#### [Written problem]
Return the listing below verbatim. Pictures do not belong in the copy.

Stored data
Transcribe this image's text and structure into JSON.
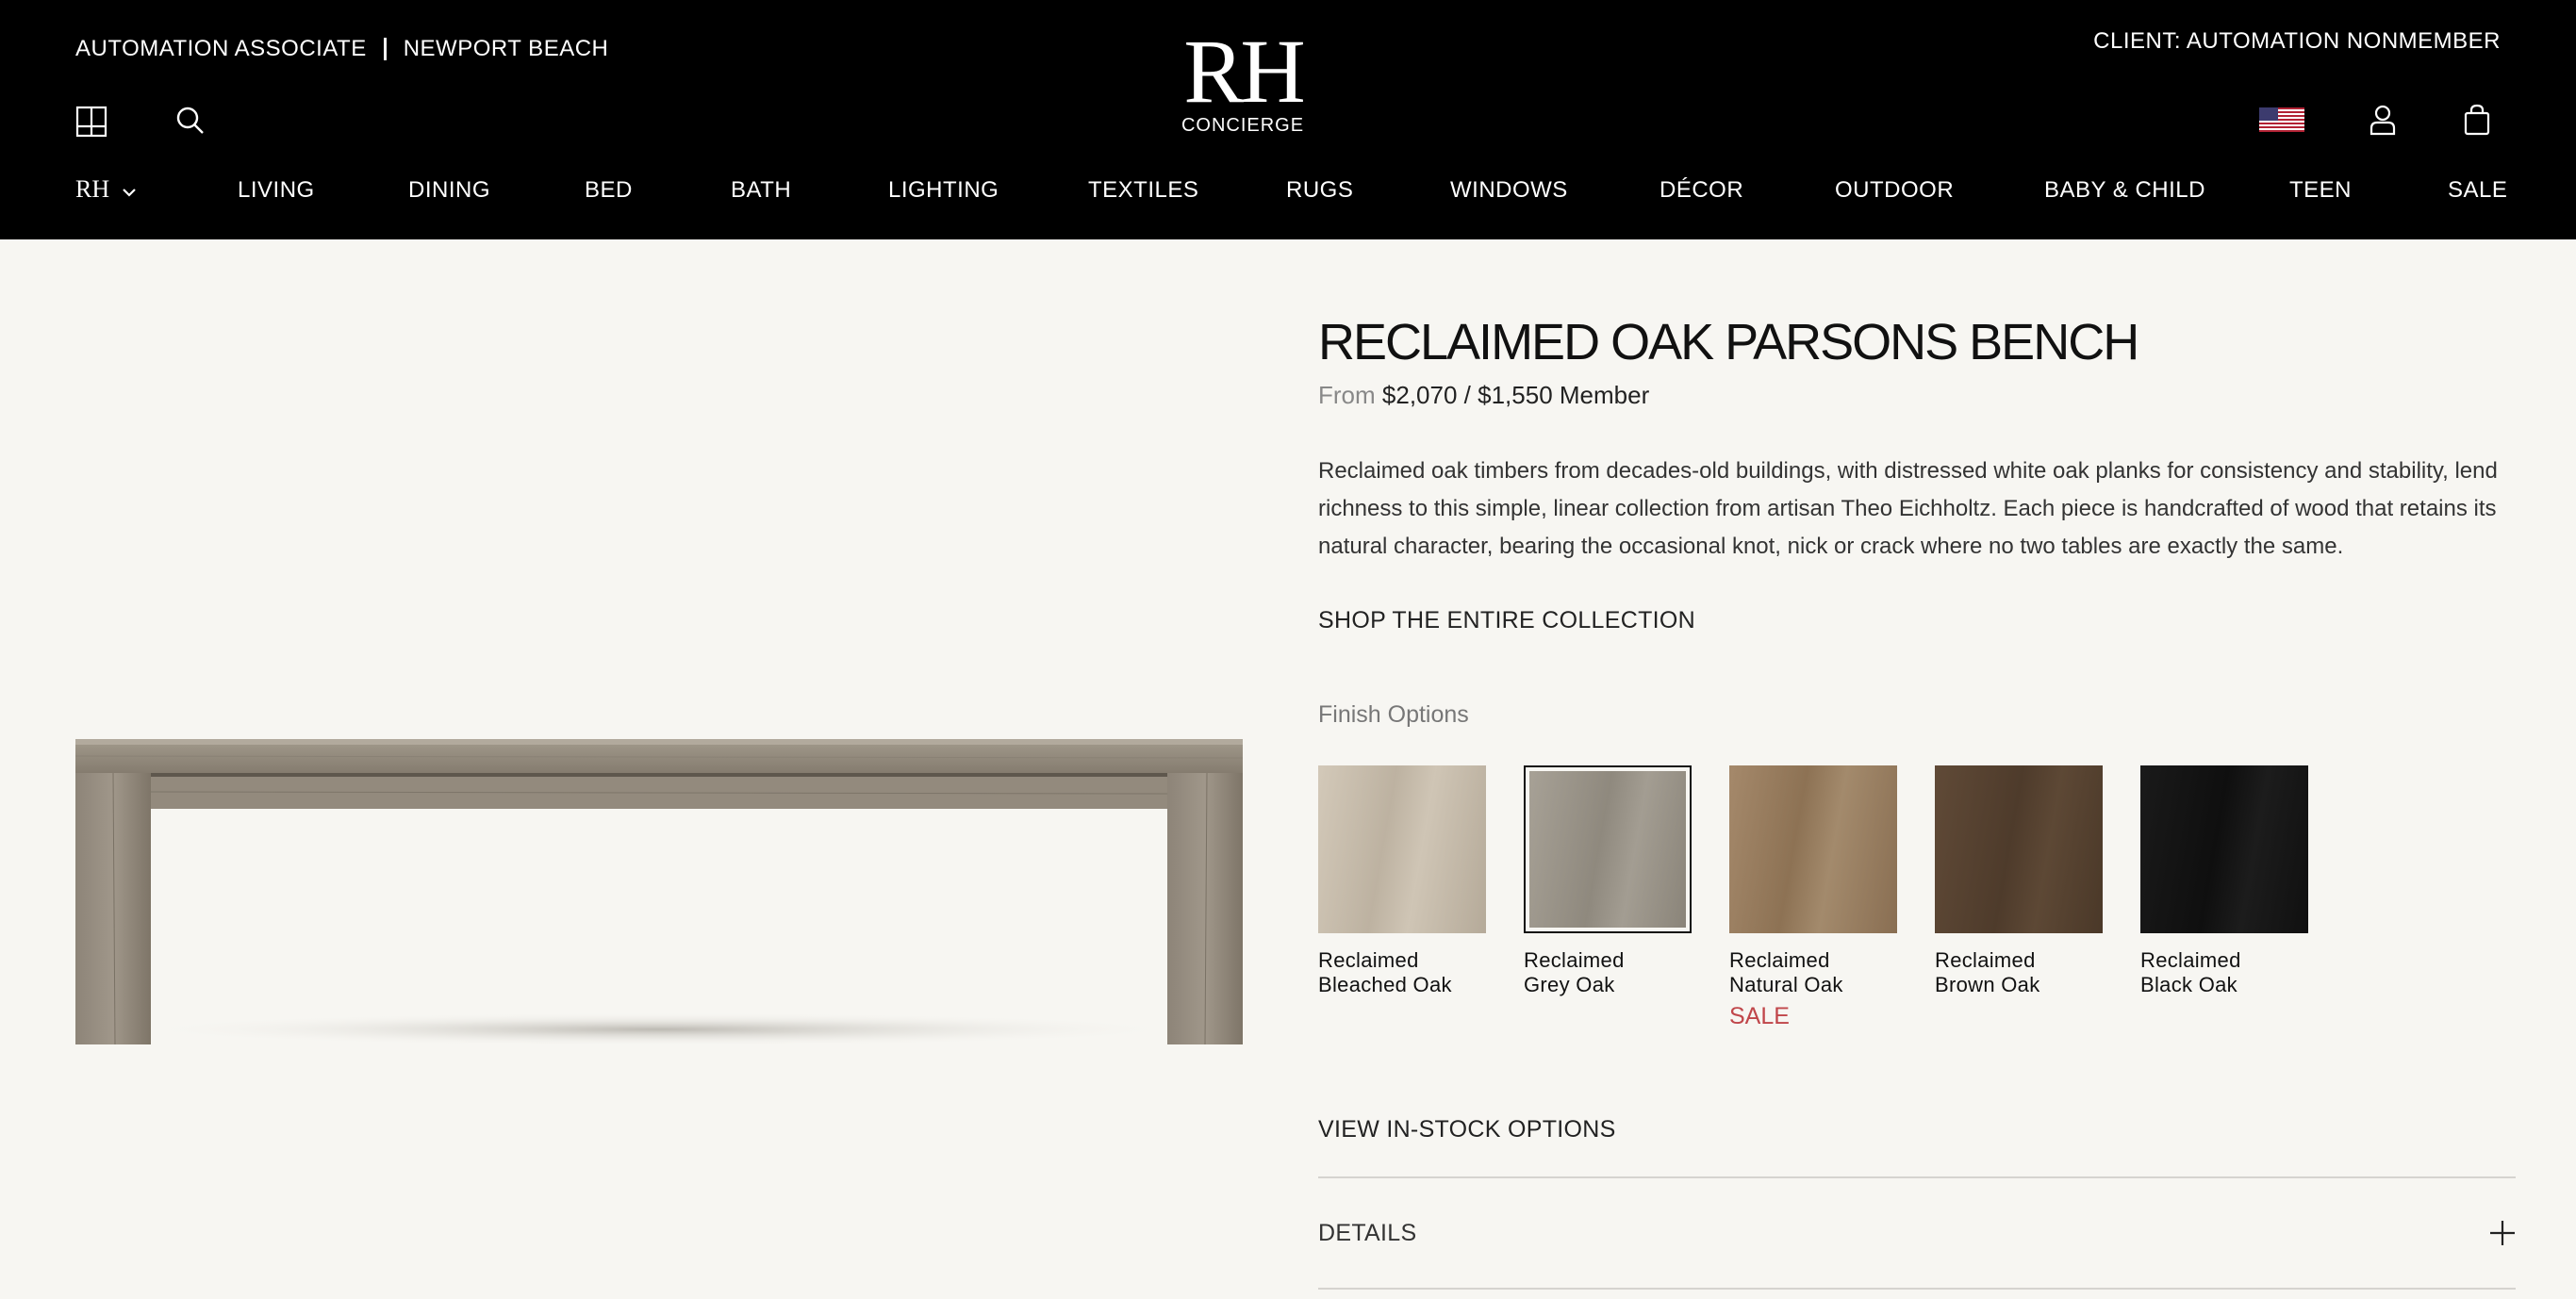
{
  "header": {
    "associate": "AUTOMATION ASSOCIATE",
    "location": "NEWPORT BEACH",
    "client": "CLIENT: AUTOMATION NONMEMBER",
    "logo_mark": "RH",
    "logo_sub": "CONCIERGE",
    "icons": [
      "gallery-icon",
      "search-icon",
      "us-flag-icon",
      "account-icon",
      "cart-icon"
    ]
  },
  "nav": {
    "brand_menu": "RH",
    "items": [
      "LIVING",
      "DINING",
      "BED",
      "BATH",
      "LIGHTING",
      "TEXTILES",
      "RUGS",
      "WINDOWS",
      "DÉCOR",
      "OUTDOOR",
      "BABY & CHILD",
      "TEEN",
      "SALE"
    ]
  },
  "product": {
    "title": "RECLAIMED OAK PARSONS BENCH",
    "price_prefix": "From",
    "price_regular": "$2,070",
    "price_sep": "/",
    "price_member": "$1,550 Member",
    "description": "Reclaimed oak timbers from decades-old buildings, with distressed white oak planks for consistency and stability, lend richness to this simple, linear collection from artisan Theo Eichholtz. Each piece is handcrafted of wood that retains its natural character, bearing the occasional knot, nick or crack where no two tables are exactly the same.",
    "collection_link": "SHOP THE ENTIRE COLLECTION",
    "finish_label": "Finish Options",
    "finishes": [
      {
        "line1": "Reclaimed",
        "line2": "Bleached Oak",
        "sale": "",
        "selected": false,
        "color": "#c9bfb0"
      },
      {
        "line1": "Reclaimed",
        "line2": "Grey Oak",
        "sale": "",
        "selected": true,
        "color": "#9c968c"
      },
      {
        "line1": "Reclaimed",
        "line2": "Natural Oak",
        "sale": "SALE",
        "selected": false,
        "color": "#9b7f61"
      },
      {
        "line1": "Reclaimed",
        "line2": "Brown Oak",
        "sale": "",
        "selected": false,
        "color": "#5a4533"
      },
      {
        "line1": "Reclaimed",
        "line2": "Black Oak",
        "sale": "",
        "selected": false,
        "color": "#151515"
      }
    ],
    "instock_link": "VIEW IN-STOCK OPTIONS",
    "details_label": "DETAILS"
  },
  "colors": {
    "header_bg": "#000000",
    "page_bg": "#f7f6f2",
    "sale": "#c0464a"
  }
}
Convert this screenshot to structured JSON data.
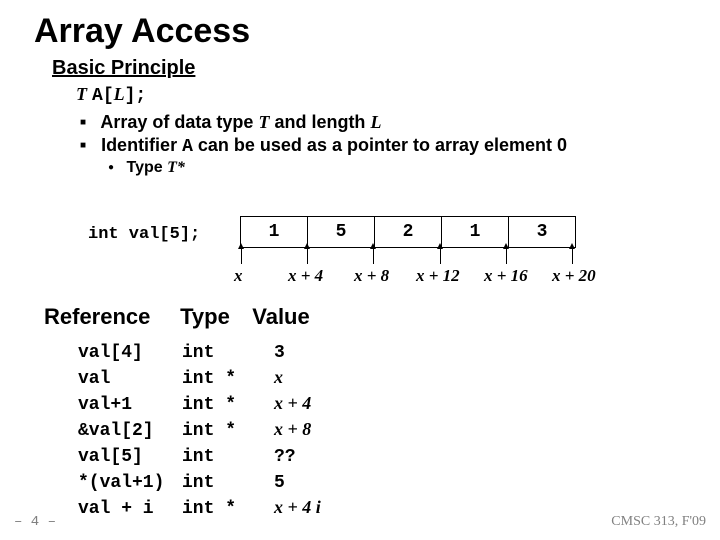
{
  "title": "Array Access",
  "subtitle": "Basic Principle",
  "decl": {
    "t": "T",
    "a": "A[",
    "l": "L",
    "end": "];"
  },
  "bullets": {
    "b1": {
      "pre": "Array of data type ",
      "t": "T",
      "mid": " and length ",
      "l": "L"
    },
    "b2": {
      "pre": "Identifier ",
      "a": "A",
      "post": " can be used as a pointer to array element 0"
    }
  },
  "subbullet": {
    "pre": "Type ",
    "t": "T*"
  },
  "arraydecl": "int val[5];",
  "cells": {
    "c0": "1",
    "c1": "5",
    "c2": "2",
    "c3": "1",
    "c4": "3"
  },
  "captions": {
    "x0": "x",
    "x1": "x + 4",
    "x2": "x + 8",
    "x3": "x + 12",
    "x4": "x + 16",
    "x5": "x + 20"
  },
  "section": {
    "ref": "Reference",
    "type": "Type",
    "val": "Value"
  },
  "rows": {
    "r0": {
      "ref": "val[4]",
      "type": "int",
      "val": "3"
    },
    "r1": {
      "ref": "val",
      "type": "int *",
      "val": "x"
    },
    "r2": {
      "ref": "val+1",
      "type": "int *",
      "val": "x + 4"
    },
    "r3": {
      "ref": "&val[2]",
      "type": "int *",
      "val": "x + 8"
    },
    "r4": {
      "ref": "val[5]",
      "type": "int",
      "val": "??"
    },
    "r5": {
      "ref": "*(val+1)",
      "type": "int",
      "val": "5"
    },
    "r6": {
      "ref": "val + i",
      "type": "int *",
      "val": "x + 4 i"
    }
  },
  "pagenum": "– 4 –",
  "footer": "CMSC 313, F'09",
  "chart_data": {
    "type": "table",
    "array_decl": "int val[5];",
    "array_contents": [
      1,
      5,
      2,
      1,
      3
    ],
    "addresses": [
      "x",
      "x+4",
      "x+8",
      "x+12",
      "x+16",
      "x+20"
    ],
    "table": [
      {
        "reference": "val[4]",
        "type": "int",
        "value": "3"
      },
      {
        "reference": "val",
        "type": "int *",
        "value": "x"
      },
      {
        "reference": "val+1",
        "type": "int *",
        "value": "x + 4"
      },
      {
        "reference": "&val[2]",
        "type": "int *",
        "value": "x + 8"
      },
      {
        "reference": "val[5]",
        "type": "int",
        "value": "??"
      },
      {
        "reference": "*(val+1)",
        "type": "int",
        "value": "5"
      },
      {
        "reference": "val + i",
        "type": "int *",
        "value": "x + 4 i"
      }
    ]
  }
}
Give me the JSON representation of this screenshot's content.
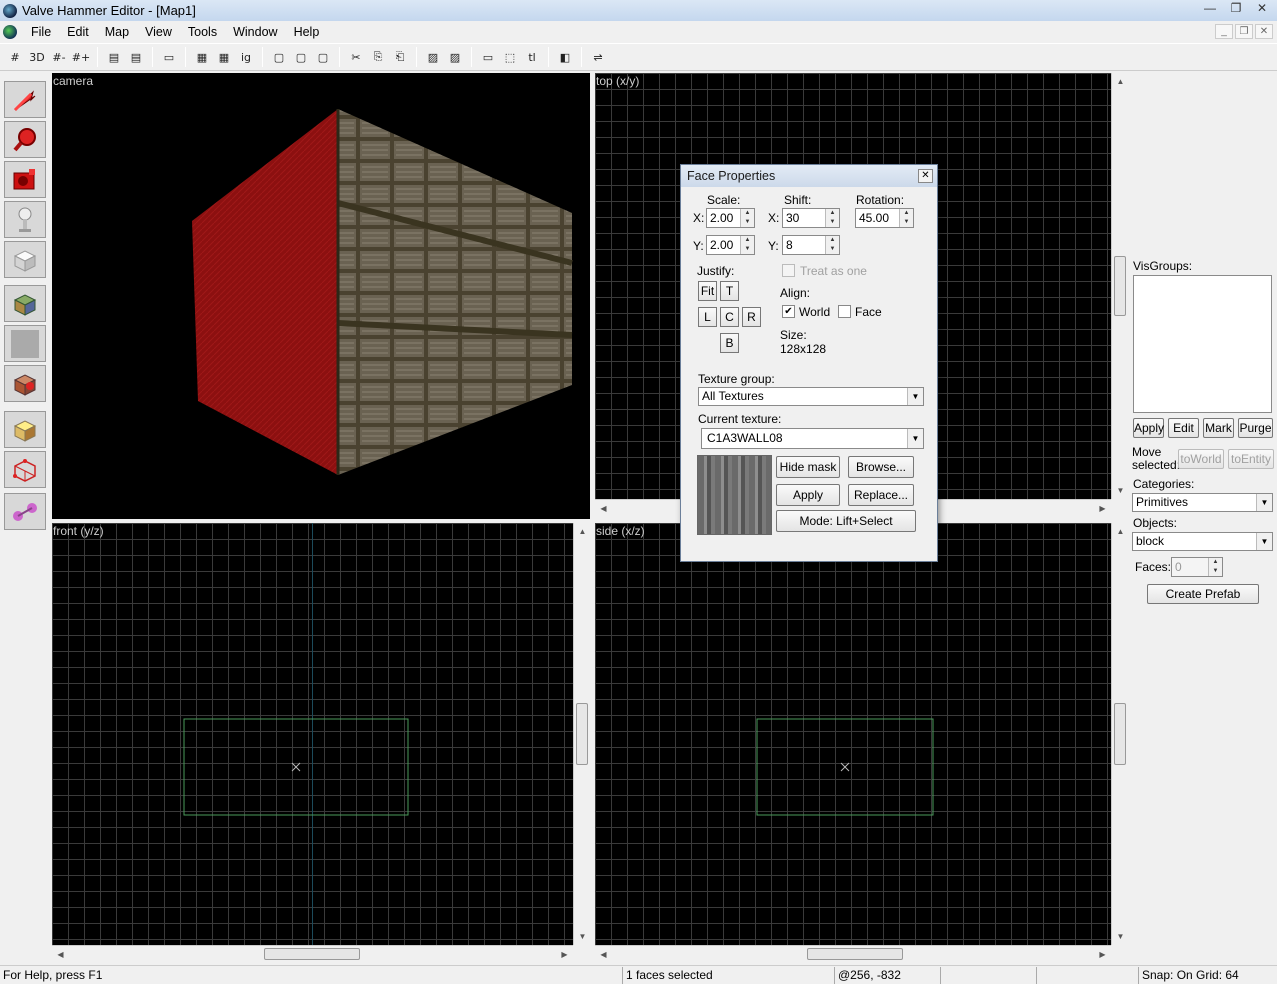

#### [Written response]
Transcribe this image's text and structure into JSON.
{
  "header": {
    "associate": "AUTOMATION ASSOCIATE",
    "location": "NEWPORT BEACH",
    "client": "CLIENT: AUTOMATION NONMEMBER",
    "logo_mark": "RH",
    "logo_sub": "CONCIERGE",
    "icons": [
      "gallery-icon",
      "search-icon",
      "us-flag-icon",
      "account-icon",
      "cart-icon"
    ]
  },
  "nav": {
    "brand_menu": "RH",
    "items": [
      "LIVING",
      "DINING",
      "BED",
      "BATH",
      "LIGHTING",
      "TEXTILES",
      "RUGS",
      "WINDOWS",
      "DÉCOR",
      "OUTDOOR",
      "BABY & CHILD",
      "TEEN",
      "SALE"
    ]
  },
  "product": {
    "title": "RECLAIMED OAK PARSONS BENCH",
    "price_prefix": "From",
    "price_regular": "$2,070",
    "price_sep": "/",
    "price_member": "$1,550 Member",
    "description": "Reclaimed oak timbers from decades-old buildings, with distressed white oak planks for consistency and stability, lend richness to this simple, linear collection from artisan Theo Eichholtz. Each piece is handcrafted of wood that retains its natural character, bearing the occasional knot, nick or crack where no two tables are exactly the same.",
    "collection_link": "SHOP THE ENTIRE COLLECTION",
    "finish_label": "Finish Options",
    "finishes": [
      {
        "line1": "Reclaimed",
        "line2": "Bleached Oak",
        "sale": "",
        "selected": false,
        "color": "#c9bfb0"
      },
      {
        "line1": "Reclaimed",
        "line2": "Grey Oak",
        "sale": "",
        "selected": true,
        "color": "#9c968c"
      },
      {
        "line1": "Reclaimed",
        "line2": "Natural Oak",
        "sale": "SALE",
        "selected": false,
        "color": "#9b7f61"
      },
      {
        "line1": "Reclaimed",
        "line2": "Brown Oak",
        "sale": "",
        "selected": false,
        "color": "#5a4533"
      },
      {
        "line1": "Reclaimed",
        "line2": "Black Oak",
        "sale": "",
        "selected": false,
        "color": "#151515"
      }
    ],
    "instock_link": "VIEW IN-STOCK OPTIONS",
    "details_label": "DETAILS"
  },
  "colors": {
    "header_bg": "#000000",
    "page_bg": "#f7f6f2",
    "sale": "#c0464a"
  }
}
Convert this screenshot to structured JSON data.
{
  "title": "Array Access",
  "subtitle": "Basic Principle",
  "decl": {
    "t": "T",
    "a": "A[",
    "l": "L",
    "end": "];"
  },
  "bullets": {
    "b1": {
      "pre": "Array of data type ",
      "t": "T",
      "mid": " and length ",
      "l": "L"
    },
    "b2": {
      "pre": "Identifier ",
      "a": "A",
      "post": " can be used as a pointer to array element 0"
    }
  },
  "subbullet": {
    "pre": "Type ",
    "t": "T*"
  },
  "arraydecl": "int val[5];",
  "cells": {
    "c0": "1",
    "c1": "5",
    "c2": "2",
    "c3": "1",
    "c4": "3"
  },
  "captions": {
    "x0": "x",
    "x1": "x + 4",
    "x2": "x + 8",
    "x3": "x + 12",
    "x4": "x + 16",
    "x5": "x + 20"
  },
  "section": {
    "ref": "Reference",
    "type": "Type",
    "val": "Value"
  },
  "rows": {
    "r0": {
      "ref": "val[4]",
      "type": "int",
      "val": "3"
    },
    "r1": {
      "ref": "val",
      "type": "int *",
      "val": "x"
    },
    "r2": {
      "ref": "val+1",
      "type": "int *",
      "val": "x + 4"
    },
    "r3": {
      "ref": "&val[2]",
      "type": "int *",
      "val": "x + 8"
    },
    "r4": {
      "ref": "val[5]",
      "type": "int",
      "val": "??"
    },
    "r5": {
      "ref": "*(val+1)",
      "type": "int",
      "val": "5"
    },
    "r6": {
      "ref": "val + i",
      "type": "int *",
      "val": "x + 4 i"
    }
  },
  "pagenum": "– 4 –",
  "footer": "CMSC 313, F'09",
  "chart_data": {
    "type": "table",
    "array_decl": "int val[5];",
    "array_contents": [
      1,
      5,
      2,
      1,
      3
    ],
    "addresses": [
      "x",
      "x+4",
      "x+8",
      "x+12",
      "x+16",
      "x+20"
    ],
    "table": [
      {
        "reference": "val[4]",
        "type": "int",
        "value": "3"
      },
      {
        "reference": "val",
        "type": "int *",
        "value": "x"
      },
      {
        "reference": "val+1",
        "type": "int *",
        "value": "x + 4"
      },
      {
        "reference": "&val[2]",
        "type": "int *",
        "value": "x + 8"
      },
      {
        "reference": "val[5]",
        "type": "int",
        "value": "??"
      },
      {
        "reference": "*(val+1)",
        "type": "int",
        "value": "5"
      },
      {
        "reference": "val + i",
        "type": "int *",
        "value": "x + 4 i"
      }
    ]
  }
}
Give me the JSON representation of this screenshot's content.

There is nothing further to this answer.